- **Directions**: Find the number of lines below in which the word "height" appears, and write that number only.
-------- Exercise inputs
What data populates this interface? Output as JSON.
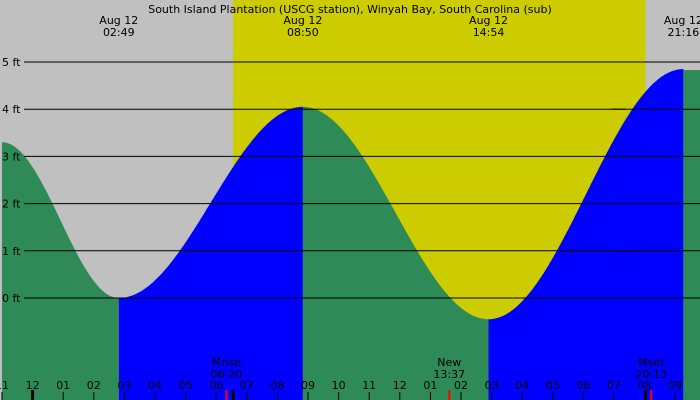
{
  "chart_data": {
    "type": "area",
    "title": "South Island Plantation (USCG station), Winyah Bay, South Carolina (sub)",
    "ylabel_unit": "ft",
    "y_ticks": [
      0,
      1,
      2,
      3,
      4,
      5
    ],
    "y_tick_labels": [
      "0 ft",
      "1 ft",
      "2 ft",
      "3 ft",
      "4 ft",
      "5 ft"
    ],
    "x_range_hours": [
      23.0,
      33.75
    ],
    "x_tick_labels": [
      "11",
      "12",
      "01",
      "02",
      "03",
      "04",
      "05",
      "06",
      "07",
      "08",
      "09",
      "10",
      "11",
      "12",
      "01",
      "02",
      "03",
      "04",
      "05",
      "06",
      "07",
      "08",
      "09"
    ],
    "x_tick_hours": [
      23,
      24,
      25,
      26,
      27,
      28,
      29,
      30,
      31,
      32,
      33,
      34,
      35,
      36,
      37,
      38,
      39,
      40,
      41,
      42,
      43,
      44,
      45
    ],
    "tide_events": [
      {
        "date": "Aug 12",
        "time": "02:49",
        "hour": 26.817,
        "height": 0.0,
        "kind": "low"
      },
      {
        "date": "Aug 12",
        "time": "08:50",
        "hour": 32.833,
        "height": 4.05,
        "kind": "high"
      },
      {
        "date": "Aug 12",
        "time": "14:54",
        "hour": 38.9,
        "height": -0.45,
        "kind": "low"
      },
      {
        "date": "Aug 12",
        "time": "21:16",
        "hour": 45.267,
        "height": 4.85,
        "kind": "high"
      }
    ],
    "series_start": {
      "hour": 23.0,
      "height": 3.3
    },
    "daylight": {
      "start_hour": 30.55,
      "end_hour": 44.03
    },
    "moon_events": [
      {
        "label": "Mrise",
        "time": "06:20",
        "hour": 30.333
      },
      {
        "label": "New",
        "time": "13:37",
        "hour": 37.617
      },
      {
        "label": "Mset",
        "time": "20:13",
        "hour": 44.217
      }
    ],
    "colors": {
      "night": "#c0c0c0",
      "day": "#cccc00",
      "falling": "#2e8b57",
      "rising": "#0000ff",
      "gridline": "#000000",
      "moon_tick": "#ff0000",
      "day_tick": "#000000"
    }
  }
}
----------------
- **Right answer**: 5